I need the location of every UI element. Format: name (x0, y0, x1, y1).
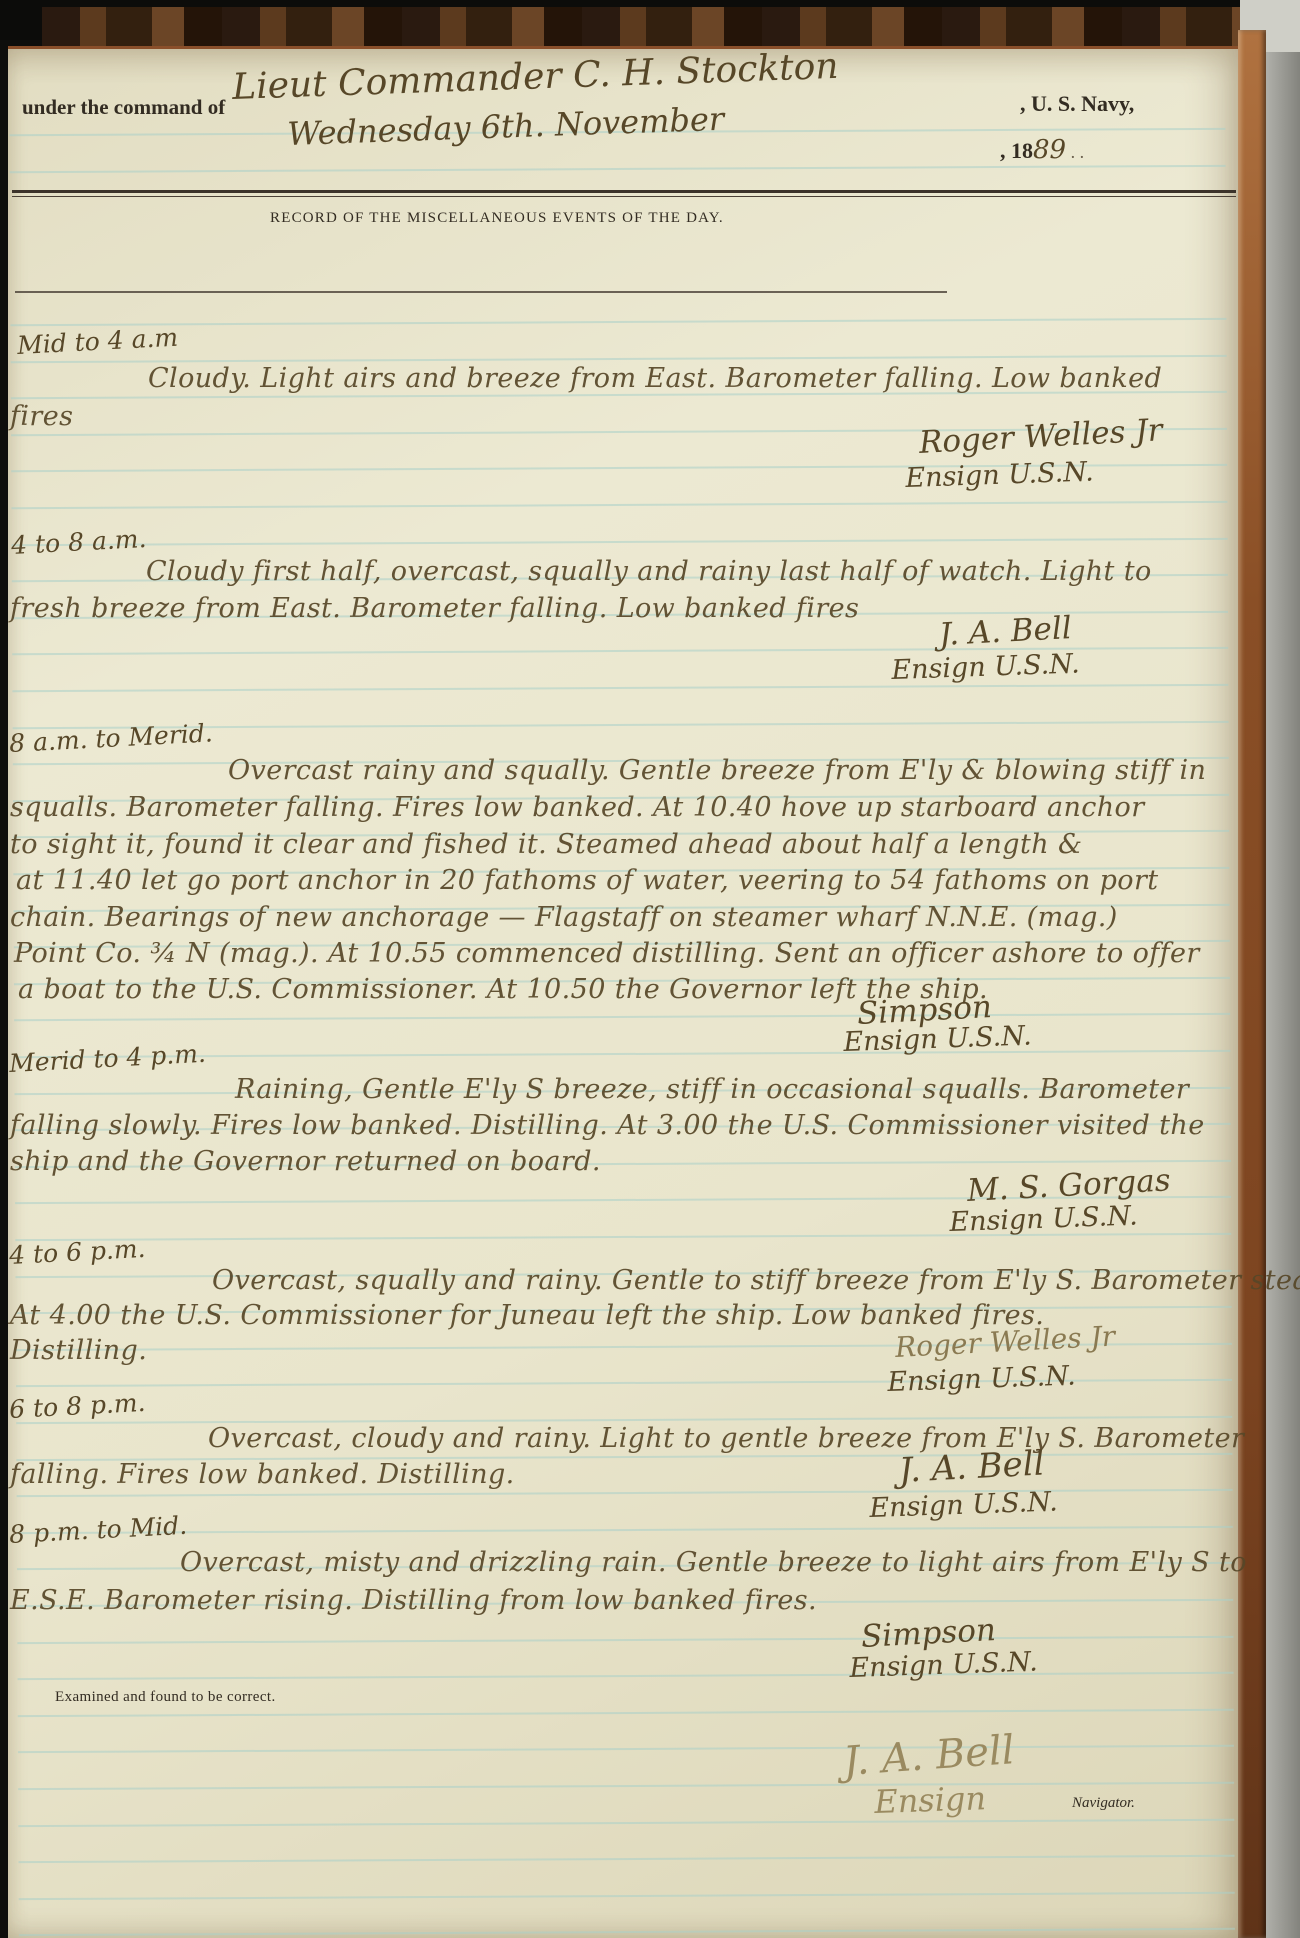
section-title: RECORD OF THE MISCELLANEOUS EVENTS OF TH… (270, 210, 694, 227)
entry-line: Point Co. ¾ N (mag.). At 10.55 commenced… (14, 938, 1200, 969)
entry-line: falling. Fires low banked. Distilling. (10, 1459, 515, 1490)
year-script: 89 (1033, 135, 1066, 165)
officer-rank: Ensign U.S.N. (887, 1360, 1076, 1398)
entry-line: Overcast, squally and rainy. Gentle to s… (212, 1265, 1300, 1296)
officer-signature: J. A. Bell (898, 1443, 1046, 1491)
officer-rank: Ensign U.S.N. (891, 648, 1080, 686)
navigator-rank: Ensign (874, 1779, 987, 1821)
navigator-label: Navigator. (1072, 1795, 1135, 1812)
year-dots: . . (1066, 142, 1084, 162)
entry-line: falling slowly. Fires low banked. Distil… (10, 1110, 1205, 1141)
entry-line: a boat to the U.S. Commissioner. At 10.5… (18, 974, 988, 1005)
officer-rank: Ensign U.S.N. (843, 1020, 1032, 1058)
entry-line: Overcast rainy and squally. Gentle breez… (228, 755, 1206, 786)
entry-line: E.S.E. Barometer rising. Distilling from… (10, 1585, 817, 1616)
entry-line: squalls. Barometer falling. Fires low ba… (10, 792, 1145, 823)
entry-line: Raining, Gentle E'ly S breeze, stiff in … (235, 1074, 1189, 1105)
page-fore-edge (1238, 30, 1266, 1938)
entry-line: Distilling. (10, 1335, 147, 1366)
officer-signature: J. A. Bell (938, 610, 1072, 653)
entry-line: Overcast, misty and drizzling rain. Gent… (180, 1547, 1247, 1578)
double-rule-thin (12, 196, 1236, 197)
double-rule (12, 190, 1236, 193)
entry-line: ship and the Governor returned on board. (10, 1146, 601, 1177)
officer-rank: Ensign U.S.N. (849, 1646, 1038, 1684)
year-line: , 1889 . . (1000, 135, 1084, 165)
examined-label: Examined and found to be correct. (55, 1689, 276, 1706)
command-label: under the command of (22, 95, 225, 120)
officer-rank: Ensign U.S.N. (949, 1200, 1138, 1238)
entry-line: chain. Bearings of new anchorage — Flags… (10, 902, 1118, 933)
entry-line: Overcast, cloudy and rainy. Light to gen… (208, 1423, 1244, 1454)
log-page: under the command of Lieut Commander C. … (8, 46, 1238, 1938)
navy-label: , U. S. Navy, (1020, 91, 1134, 117)
entry-line: to sight it, found it clear and fished i… (10, 829, 1082, 860)
officer-rank: Ensign U.S.N. (905, 456, 1094, 494)
logbook-photo: under the command of Lieut Commander C. … (0, 0, 1300, 1938)
entry-line: fires (10, 401, 73, 432)
year-prefix: , 18 (1000, 138, 1033, 163)
entry-line: at 11.40 let go port anchor in 20 fathom… (16, 865, 1159, 896)
scan-backdrop (1266, 0, 1300, 1938)
section-rule (15, 291, 947, 293)
entry-line: Cloudy. Light airs and breeze from East.… (148, 363, 1162, 394)
entry-line: Cloudy first half, overcast, squally and… (146, 556, 1152, 587)
entry-line: At 4.00 the U.S. Commissioner for Juneau… (10, 1300, 1044, 1331)
entry-line: fresh breeze from East. Barometer fallin… (10, 593, 859, 624)
officer-rank: Ensign U.S.N. (869, 1486, 1058, 1524)
book-binding-edge (42, 7, 1242, 49)
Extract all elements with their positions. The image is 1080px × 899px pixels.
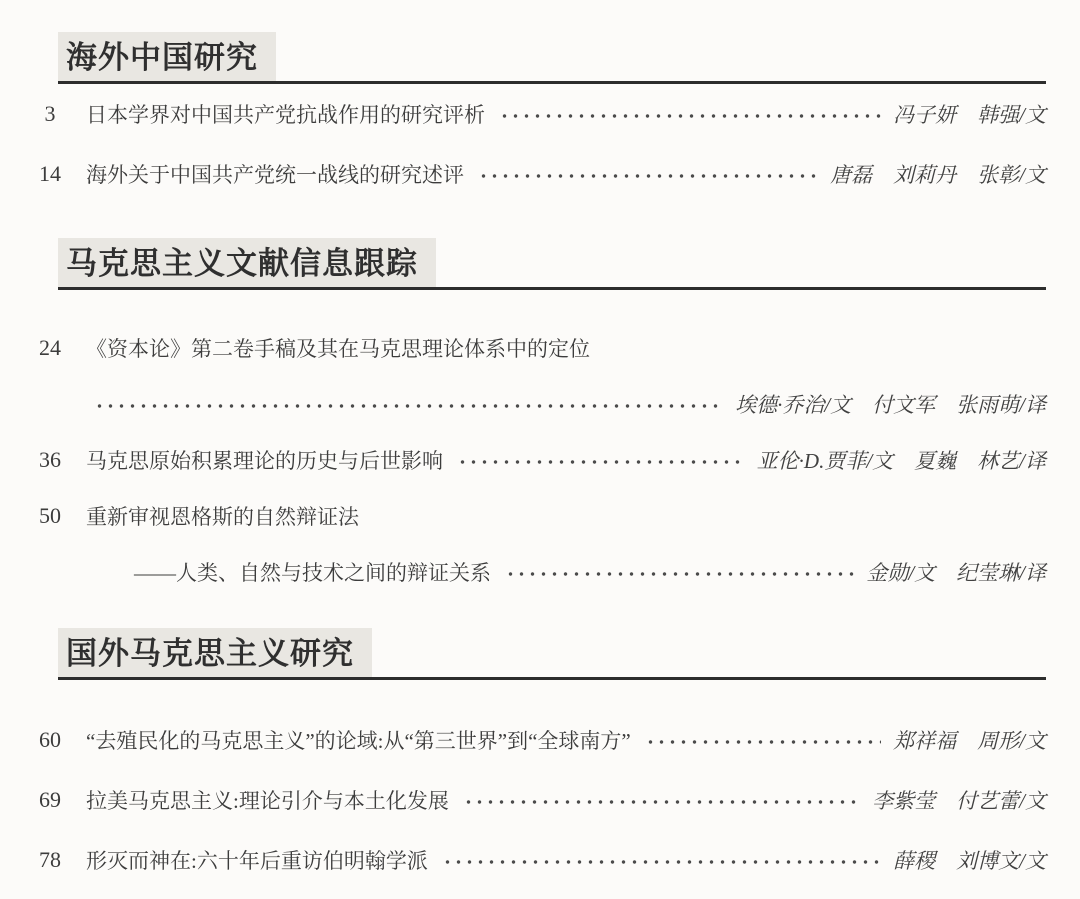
entry-title: 马克思原始积累理论的历史与后世影响 <box>86 445 443 475</box>
section-header-marxist-literature-tracking: 马克思主义文献信息跟踪 <box>58 238 1046 290</box>
entry-title: 日本学界对中国共产党抗战作用的研究评析 <box>86 99 485 129</box>
entry-page-number: 50 <box>28 503 72 529</box>
entry-subtitle: ——人类、自然与技术之间的辩证关系 <box>134 557 491 587</box>
toc-entry: 60 “去殖民化的马克思主义”的论域:从“第三世界”到“全球南方” 郑祥福 周形… <box>28 710 1046 770</box>
toc-entry: 78 形灭而神在:六十年后重访伯明翰学派 薛稷 刘博文/文 <box>28 830 1046 890</box>
section-title: 马克思主义文献信息跟踪 <box>58 238 436 287</box>
section-entries: 3 日本学界对中国共产党抗战作用的研究评析 冯子妍 韩强/文 14 海外关于中国… <box>28 84 1046 204</box>
dot-leader <box>478 170 818 182</box>
entry-page-number: 14 <box>28 161 72 187</box>
entry-title: “去殖民化的马克思主义”的论域:从“第三世界”到“全球南方” <box>86 725 631 755</box>
toc-entry-line1: 50 重新审视恩格斯的自然辩证法 <box>28 488 1046 544</box>
entry-title: 拉美马克思主义:理论引介与本土化发展 <box>86 785 449 815</box>
dot-leader <box>457 456 745 468</box>
toc-entry: 36 马克思原始积累理论的历史与后世影响 亚伦·D.贾菲/文 夏巍 林艺/译 <box>28 432 1046 488</box>
dot-leader <box>94 400 723 412</box>
journal-toc-page: 海外中国研究 3 日本学界对中国共产党抗战作用的研究评析 冯子妍 韩强/文 14… <box>0 0 1080 899</box>
dot-leader <box>463 796 860 808</box>
entry-authors: 李紫莹 付艺蕾/文 <box>872 785 1046 815</box>
entry-page-number: 3 <box>28 101 72 127</box>
section-entries: 24 《资本论》第二卷手稿及其在马克思理论体系中的定位 埃德·乔治/文 付文军 … <box>28 320 1046 600</box>
entry-page-number: 69 <box>28 787 72 813</box>
entry-title: 海外关于中国共产党统一战线的研究述评 <box>86 159 464 189</box>
section-header-foreign-marxism-studies: 国外马克思主义研究 <box>58 628 1046 680</box>
entry-page-number: 78 <box>28 847 72 873</box>
dot-leader <box>505 568 854 580</box>
entry-authors: 亚伦·D.贾菲/文 夏巍 林艺/译 <box>757 445 1046 475</box>
entry-authors: 金勋/文 纪莹琳/译 <box>866 557 1046 587</box>
entry-page-number: 60 <box>28 727 72 753</box>
entry-authors: 冯子妍 韩强/文 <box>893 99 1046 129</box>
section-header-overseas-china-studies: 海外中国研究 <box>58 32 1046 84</box>
toc-entry-line2: 埃德·乔治/文 付文军 张雨萌/译 <box>28 376 1046 432</box>
entry-title: 重新审视恩格斯的自然辩证法 <box>86 501 359 531</box>
toc-entry: 69 拉美马克思主义:理论引介与本土化发展 李紫莹 付艺蕾/文 <box>28 770 1046 830</box>
entry-authors: 唐磊 刘莉丹 张彰/文 <box>830 159 1046 189</box>
dot-leader <box>499 110 881 122</box>
entry-authors: 埃德·乔治/文 付文军 张雨萌/译 <box>735 389 1046 419</box>
section-title: 国外马克思主义研究 <box>58 628 372 677</box>
entry-authors: 薛稷 刘博文/文 <box>893 845 1046 875</box>
entry-authors: 郑祥福 周形/文 <box>893 725 1046 755</box>
entry-title: 《资本论》第二卷手稿及其在马克思理论体系中的定位 <box>86 333 590 363</box>
toc-entry: 3 日本学界对中国共产党抗战作用的研究评析 冯子妍 韩强/文 <box>28 84 1046 144</box>
toc-entry-line1: 24 《资本论》第二卷手稿及其在马克思理论体系中的定位 <box>28 320 1046 376</box>
toc-entry-line2: ——人类、自然与技术之间的辩证关系 金勋/文 纪莹琳/译 <box>28 544 1046 600</box>
entry-page-number: 36 <box>28 447 72 473</box>
entry-page-number: 24 <box>28 335 72 361</box>
section-entries: 60 “去殖民化的马克思主义”的论域:从“第三世界”到“全球南方” 郑祥福 周形… <box>28 710 1046 890</box>
dot-leader <box>442 856 881 868</box>
entry-title: 形灭而神在:六十年后重访伯明翰学派 <box>86 845 428 875</box>
section-title: 海外中国研究 <box>58 32 276 81</box>
dot-leader <box>645 736 881 748</box>
toc-entry: 14 海外关于中国共产党统一战线的研究述评 唐磊 刘莉丹 张彰/文 <box>28 144 1046 204</box>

#####

Print the lines of the listing from the line that contains "section-title: RECORD OF" through the line that contains "officer-rank: Ensign U.S.N. (887, 1360, 1076, 1398)", both included, keeping every character as it is.

- [Task result]
section-title: RECORD OF THE MISCELLANEOUS EVENTS OF TH… (270, 210, 694, 227)
entry-line: Point Co. ¾ N (mag.). At 10.55 commenced… (14, 938, 1200, 969)
entry-line: falling. Fires low banked. Distilling. (10, 1459, 515, 1490)
year-script: 89 (1033, 135, 1066, 165)
officer-rank: Ensign U.S.N. (887, 1360, 1076, 1398)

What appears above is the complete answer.